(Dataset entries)
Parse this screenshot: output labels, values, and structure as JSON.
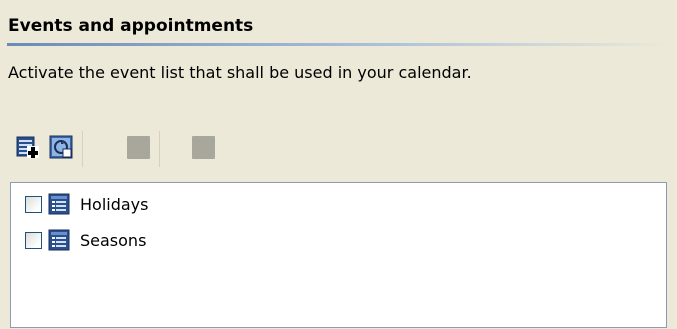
{
  "section": {
    "title": "Events and appointments",
    "description": "Activate the event list that shall be used in your calendar."
  },
  "toolbar": {
    "buttons": [
      {
        "icon": "add-list-icon",
        "enabled": true
      },
      {
        "icon": "import-list-icon",
        "enabled": true
      },
      {
        "icon": "edit-list-icon",
        "enabled": false
      },
      {
        "icon": "delete-list-icon",
        "enabled": false
      }
    ]
  },
  "event_lists": [
    {
      "label": "Holidays",
      "checked": false,
      "icon": "calendar-list-icon"
    },
    {
      "label": "Seasons",
      "checked": false,
      "icon": "calendar-list-icon"
    }
  ]
}
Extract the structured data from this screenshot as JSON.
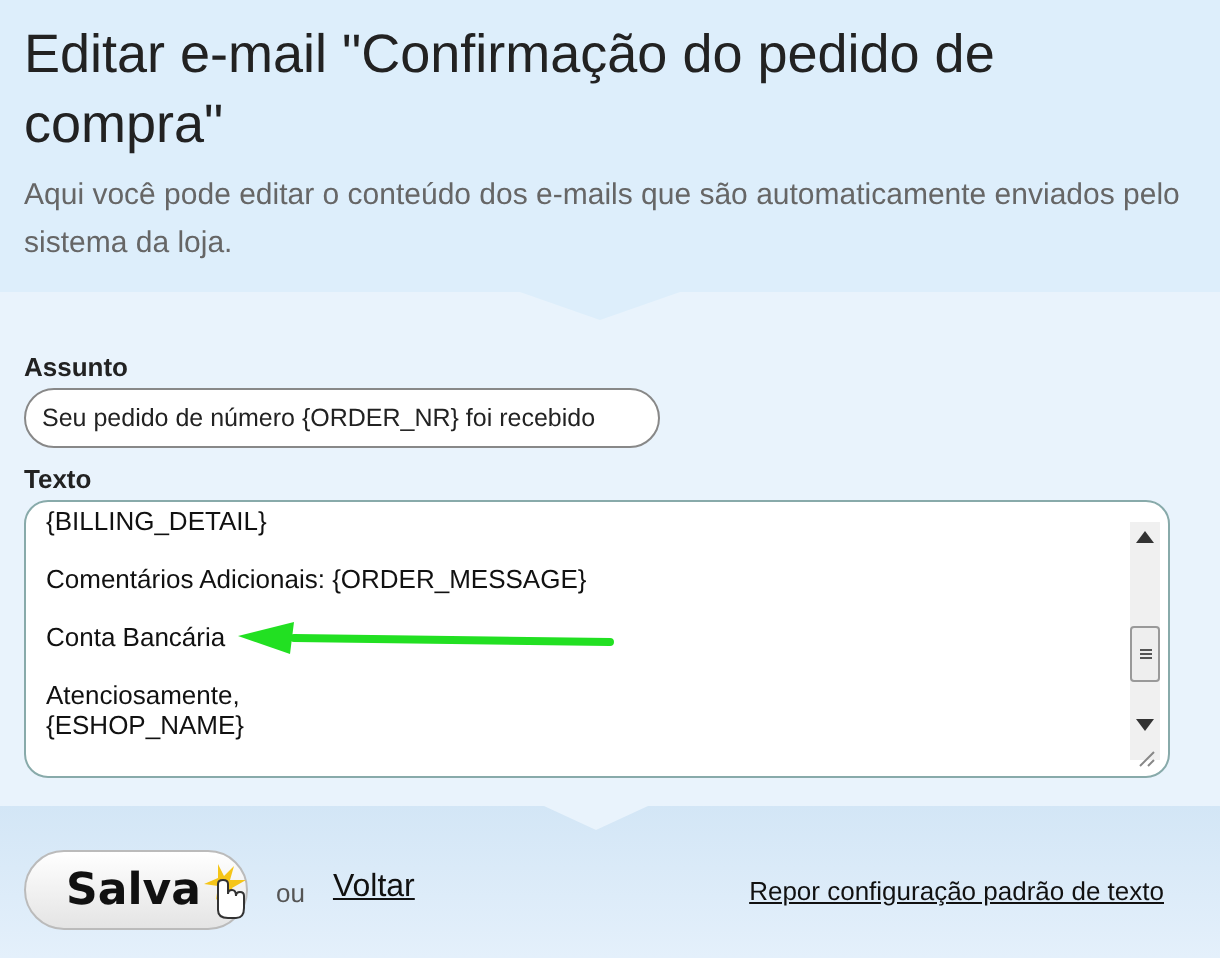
{
  "header": {
    "title": "Editar e-mail \"Confirmação do pedido de compra\"",
    "subtitle": "Aqui você pode editar o conteúdo dos e-mails que são automaticamente enviados pelo sistema da loja."
  },
  "subject": {
    "label": "Assunto",
    "value": "Seu pedido de número {ORDER_NR} foi recebido"
  },
  "body": {
    "label": "Texto",
    "paragraphs": [
      [
        "{BILLING_DETAIL}"
      ],
      [
        "Comentários Adicionais: {ORDER_MESSAGE}"
      ],
      [
        "Conta Bancária"
      ],
      [
        "Atenciosamente,",
        "{ESHOP_NAME}"
      ]
    ]
  },
  "footer": {
    "save_button": "Salva",
    "separator": "ou",
    "back_link": "Voltar",
    "reset_link": "Repor configuração padrão de texto"
  }
}
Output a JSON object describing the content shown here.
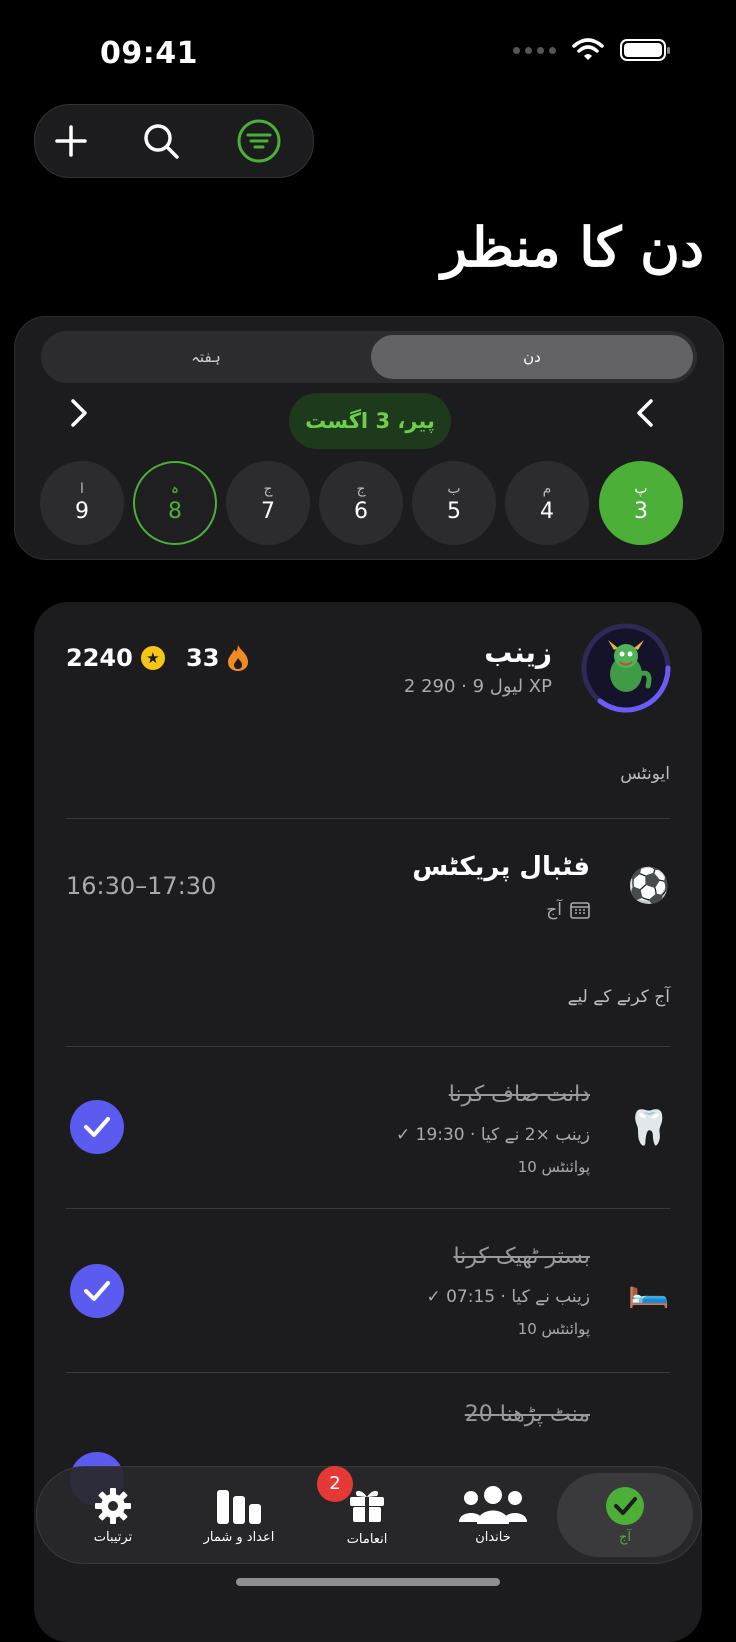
{
  "status_bar": {
    "time": "09:41"
  },
  "toolbar": {
    "add_icon": "plus-icon",
    "search_icon": "search-icon",
    "filter_icon": "filter-icon",
    "accent": "#4caf38"
  },
  "page_title": "دن کا منظر",
  "calendar": {
    "segments": {
      "day": "دن",
      "week": "ہفتہ"
    },
    "date_label": "پیر، 3 اگست",
    "days": [
      {
        "letter": "پ",
        "num": "3",
        "state": "selected"
      },
      {
        "letter": "م",
        "num": "4",
        "state": "normal"
      },
      {
        "letter": "ب",
        "num": "5",
        "state": "normal"
      },
      {
        "letter": "ج",
        "num": "6",
        "state": "normal"
      },
      {
        "letter": "ج",
        "num": "7",
        "state": "normal"
      },
      {
        "letter": "ہ",
        "num": "8",
        "state": "outlined"
      },
      {
        "letter": "ا",
        "num": "9",
        "state": "normal"
      }
    ]
  },
  "profile": {
    "name": "زینب",
    "level_line": "لیول 9 · 290 2 XP",
    "coins": "2240",
    "streak": "33",
    "avatar_icon": "dragon-avatar-icon",
    "level_progress": 0.35
  },
  "events_section": {
    "label": "ایونٹس",
    "event": {
      "emoji": "⚽",
      "title": "فٹبال پریکٹس",
      "calendar_text": "آج",
      "time": "16:30–17:30"
    }
  },
  "todo_section": {
    "label": "آج کرنے کے لیے",
    "tasks": [
      {
        "emoji": "🦷",
        "title": "دانت صاف کرنا",
        "meta": "✓ زینب ×2 نے کیا · 19:30",
        "points": "10 پوائنٹس",
        "done": true
      },
      {
        "emoji": "🛏️",
        "title": "بستر ٹھیک کرنا",
        "meta": "✓ زینب نے کیا · 07:15",
        "points": "10 پوائنٹس",
        "done": true
      },
      {
        "emoji": "",
        "title": "20 منٹ پڑھنا",
        "meta": "",
        "points": "",
        "done": true
      }
    ]
  },
  "tabbar": {
    "tabs": [
      {
        "label": "ترتیبات",
        "icon": "gear-icon"
      },
      {
        "label": "اعداد و شمار",
        "icon": "bar-chart-icon"
      },
      {
        "label": "انعامات",
        "icon": "gift-icon",
        "badge": "2"
      },
      {
        "label": "خاندان",
        "icon": "family-icon"
      },
      {
        "label": "آج",
        "icon": "check-circle-icon",
        "active": true
      }
    ]
  }
}
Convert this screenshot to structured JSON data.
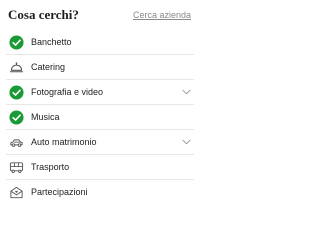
{
  "header": {
    "title": "Cosa cerchi?",
    "search_link": "Cerca azienda"
  },
  "colors": {
    "accent_green": "#1a9a35",
    "icon_gray": "#555555",
    "chevron_gray": "#9a9a9a"
  },
  "categories": [
    {
      "label": "Banchetto",
      "icon": "check-circle-icon",
      "selected": true,
      "expandable": false
    },
    {
      "label": "Catering",
      "icon": "cloche-icon",
      "selected": false,
      "expandable": false
    },
    {
      "label": "Fotografia e video",
      "icon": "check-circle-icon",
      "selected": true,
      "expandable": true
    },
    {
      "label": "Musica",
      "icon": "check-circle-icon",
      "selected": true,
      "expandable": false
    },
    {
      "label": "Auto matrimonio",
      "icon": "car-icon",
      "selected": false,
      "expandable": true
    },
    {
      "label": "Trasporto",
      "icon": "bus-icon",
      "selected": false,
      "expandable": false
    },
    {
      "label": "Partecipazioni",
      "icon": "envelope-icon",
      "selected": false,
      "expandable": false
    }
  ]
}
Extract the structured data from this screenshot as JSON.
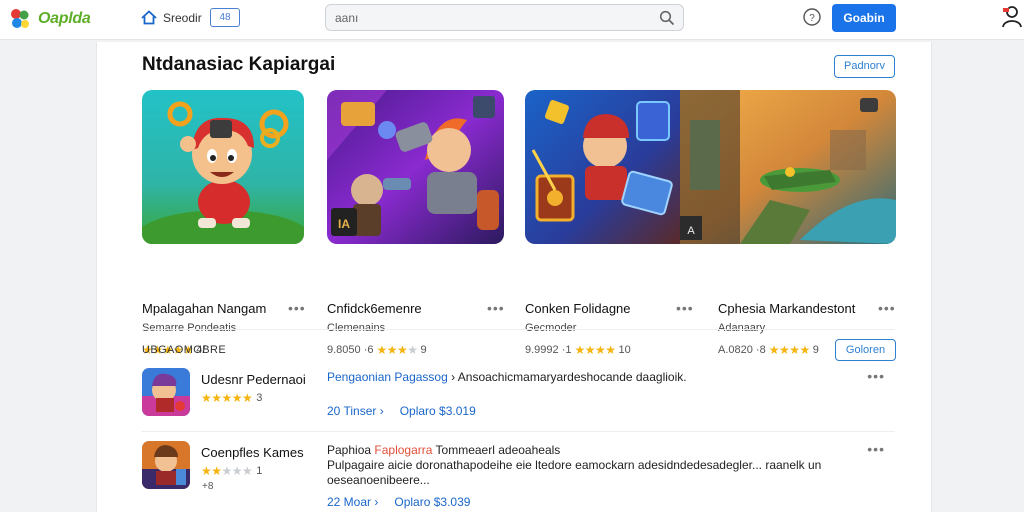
{
  "brand": {
    "name": "Oaplda",
    "logo_icon": "multicolor-puzzle-logo-icon"
  },
  "header": {
    "home_label": "Sreodir",
    "home_badge": "48",
    "search_text": "aanı",
    "signin_label": "Goabin",
    "accent": "#1a73e8"
  },
  "featured": {
    "title": "Ntdanasiac Kapiargai",
    "more_label": "Padnorv",
    "cards": [
      {
        "title": "Mpalagahan Nangam",
        "subtitle": "Semarre Pondeatis",
        "stars": 5,
        "rating_text": "4/",
        "menu": "•••"
      },
      {
        "title": "Cnfidck6emenre",
        "subtitle": "Clemenains",
        "stars": 3,
        "rating_text": "9.8050 ·6",
        "rating_suffix": "9",
        "menu": "•••"
      },
      {
        "title": "Conken Folidagne",
        "subtitle": "Gecmoder",
        "stars": 4,
        "rating_text": "9.9992 ·1",
        "rating_suffix": "10",
        "menu": "•••"
      },
      {
        "title": "Cphesia Markandestont",
        "subtitle": "Adanaary",
        "stars": 4,
        "rating_text": "A.0820 ·8",
        "rating_suffix": "9",
        "menu": "•••"
      }
    ]
  },
  "list": {
    "header": "UBGAOMOBRE",
    "more_label": "Goloren",
    "rows": [
      {
        "name": "Udesnr Pedernaoi",
        "stars": 5,
        "rating_text": "3",
        "extra": "",
        "desc_tag": "Pengaonian Pagassog",
        "desc_tag2": "",
        "desc_text": " › Ansoachicmamaryardeshocande daaglioik.",
        "desc_line2": "",
        "link1": "20 Tinser",
        "link2": "Oplaro $3.019",
        "menu": "•••"
      },
      {
        "name": "Coenpfles Kames",
        "stars": 2,
        "rating_text": "1",
        "extra": "+8",
        "desc_tag": "Paphioa",
        "desc_tag2": "Faplogarra",
        "desc_text": " Tommeaerl adeoaheals",
        "desc_line2": "Pulpagaire aicie doronathapodeihe eie ltedore eamockarn adesidndedesadegler... raanelk un oeseanoenibeere...",
        "link1": "22 Moar",
        "link2": "Oplaro $3.039",
        "menu": "•••"
      }
    ]
  }
}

• [WHAT THE TASK REQUIRES]: Copy out the data above exactly, except the pictures.

• [OUTPUT OF THE TASK]:
Parse this screenshot: output labels, values, and structure as JSON.
{
  "section": {
    "title": "Events and appointments",
    "description": "Activate the event list that shall be used in your calendar."
  },
  "toolbar": {
    "buttons": [
      {
        "icon": "add-list-icon",
        "enabled": true
      },
      {
        "icon": "import-list-icon",
        "enabled": true
      },
      {
        "icon": "edit-list-icon",
        "enabled": false
      },
      {
        "icon": "delete-list-icon",
        "enabled": false
      }
    ]
  },
  "event_lists": [
    {
      "label": "Holidays",
      "checked": false,
      "icon": "calendar-list-icon"
    },
    {
      "label": "Seasons",
      "checked": false,
      "icon": "calendar-list-icon"
    }
  ]
}
Extract the structured data from this screenshot as JSON.
{
  "header": {
    "title": "Editar e-mail \"Confirmação do pedido de compra\"",
    "subtitle": "Aqui você pode editar o conteúdo dos e-mails que são automaticamente enviados pelo sistema da loja."
  },
  "subject": {
    "label": "Assunto",
    "value": "Seu pedido de número {ORDER_NR} foi recebido"
  },
  "body": {
    "label": "Texto",
    "paragraphs": [
      [
        "{BILLING_DETAIL}"
      ],
      [
        "Comentários Adicionais: {ORDER_MESSAGE}"
      ],
      [
        "Conta Bancária"
      ],
      [
        "Atenciosamente,",
        "{ESHOP_NAME}"
      ]
    ]
  },
  "footer": {
    "save_button": "Salva",
    "separator": "ou",
    "back_link": "Voltar",
    "reset_link": "Repor configuração padrão de texto"
  }
}
Output a JSON object describing the content shown here.
{
  "status_bar": {
    "time": "09:41"
  },
  "toolbar": {
    "add_icon": "plus-icon",
    "search_icon": "search-icon",
    "filter_icon": "filter-icon",
    "accent": "#4caf38"
  },
  "page_title": "دن کا منظر",
  "calendar": {
    "segments": {
      "day": "دن",
      "week": "ہفتہ"
    },
    "date_label": "پیر، 3 اگست",
    "days": [
      {
        "letter": "پ",
        "num": "3",
        "state": "selected"
      },
      {
        "letter": "م",
        "num": "4",
        "state": "normal"
      },
      {
        "letter": "ب",
        "num": "5",
        "state": "normal"
      },
      {
        "letter": "ج",
        "num": "6",
        "state": "normal"
      },
      {
        "letter": "ج",
        "num": "7",
        "state": "normal"
      },
      {
        "letter": "ہ",
        "num": "8",
        "state": "outlined"
      },
      {
        "letter": "ا",
        "num": "9",
        "state": "normal"
      }
    ]
  },
  "profile": {
    "name": "زینب",
    "level_line": "لیول 9 · 290 2 XP",
    "coins": "2240",
    "streak": "33",
    "avatar_icon": "dragon-avatar-icon",
    "level_progress": 0.35
  },
  "events_section": {
    "label": "ایونٹس",
    "event": {
      "emoji": "⚽",
      "title": "فٹبال پریکٹس",
      "calendar_text": "آج",
      "time": "16:30–17:30"
    }
  },
  "todo_section": {
    "label": "آج کرنے کے لیے",
    "tasks": [
      {
        "emoji": "🦷",
        "title": "دانت صاف کرنا",
        "meta": "✓ زینب ×2 نے کیا · 19:30",
        "points": "10 پوائنٹس",
        "done": true
      },
      {
        "emoji": "🛏️",
        "title": "بستر ٹھیک کرنا",
        "meta": "✓ زینب نے کیا · 07:15",
        "points": "10 پوائنٹس",
        "done": true
      },
      {
        "emoji": "",
        "title": "20 منٹ پڑھنا",
        "meta": "",
        "points": "",
        "done": true
      }
    ]
  },
  "tabbar": {
    "tabs": [
      {
        "label": "ترتیبات",
        "icon": "gear-icon"
      },
      {
        "label": "اعداد و شمار",
        "icon": "bar-chart-icon"
      },
      {
        "label": "انعامات",
        "icon": "gift-icon",
        "badge": "2"
      },
      {
        "label": "خاندان",
        "icon": "family-icon"
      },
      {
        "label": "آج",
        "icon": "check-circle-icon",
        "active": true
      }
    ]
  }
}
Convert this screenshot to structured JSON data.
{
  "header": {
    "title": "Cosa cerchi?",
    "search_link": "Cerca azienda"
  },
  "colors": {
    "accent_green": "#1a9a35",
    "icon_gray": "#555555",
    "chevron_gray": "#9a9a9a"
  },
  "categories": [
    {
      "label": "Banchetto",
      "icon": "check-circle-icon",
      "selected": true,
      "expandable": false
    },
    {
      "label": "Catering",
      "icon": "cloche-icon",
      "selected": false,
      "expandable": false
    },
    {
      "label": "Fotografia e video",
      "icon": "check-circle-icon",
      "selected": true,
      "expandable": true
    },
    {
      "label": "Musica",
      "icon": "check-circle-icon",
      "selected": true,
      "expandable": false
    },
    {
      "label": "Auto matrimonio",
      "icon": "car-icon",
      "selected": false,
      "expandable": true
    },
    {
      "label": "Trasporto",
      "icon": "bus-icon",
      "selected": false,
      "expandable": false
    },
    {
      "label": "Partecipazioni",
      "icon": "envelope-icon",
      "selected": false,
      "expandable": false
    }
  ]
}
Extract the structured data from this screenshot as JSON.
{
  "brand": {
    "name": "Oaplda",
    "logo_icon": "multicolor-puzzle-logo-icon"
  },
  "header": {
    "home_label": "Sreodir",
    "home_badge": "48",
    "search_text": "aanı",
    "signin_label": "Goabin",
    "accent": "#1a73e8"
  },
  "featured": {
    "title": "Ntdanasiac Kapiargai",
    "more_label": "Padnorv",
    "cards": [
      {
        "title": "Mpalagahan Nangam",
        "subtitle": "Semarre Pondeatis",
        "stars": 5,
        "rating_text": "4/",
        "menu": "•••"
      },
      {
        "title": "Cnfidck6emenre",
        "subtitle": "Clemenains",
        "stars": 3,
        "rating_text": "9.8050 ·6",
        "rating_suffix": "9",
        "menu": "•••"
      },
      {
        "title": "Conken Folidagne",
        "subtitle": "Gecmoder",
        "stars": 4,
        "rating_text": "9.9992 ·1",
        "rating_suffix": "10",
        "menu": "•••"
      },
      {
        "title": "Cphesia Markandestont",
        "subtitle": "Adanaary",
        "stars": 4,
        "rating_text": "A.0820 ·8",
        "rating_suffix": "9",
        "menu": "•••"
      }
    ]
  },
  "list": {
    "header": "UBGAOMOBRE",
    "more_label": "Goloren",
    "rows": [
      {
        "name": "Udesnr Pedernaoi",
        "stars": 5,
        "rating_text": "3",
        "extra": "",
        "desc_tag": "Pengaonian Pagassog",
        "desc_tag2": "",
        "desc_text": " › Ansoachicmamaryardeshocande daaglioik.",
        "desc_line2": "",
        "link1": "20 Tinser",
        "link2": "Oplaro $3.019",
        "menu": "•••"
      },
      {
        "name": "Coenpfles Kames",
        "stars": 2,
        "rating_text": "1",
        "extra": "+8",
        "desc_tag": "Paphioa",
        "desc_tag2": "Faplogarra",
        "desc_text": " Tommeaerl adeoaheals",
        "desc_line2": "Pulpagaire aicie doronathapodeihe eie ltedore eamockarn adesidndedesadegler... raanelk un oeseanoenibeere...",
        "link1": "22 Moar",
        "link2": "Oplaro $3.039",
        "menu": "•••"
      }
    ]
  }
}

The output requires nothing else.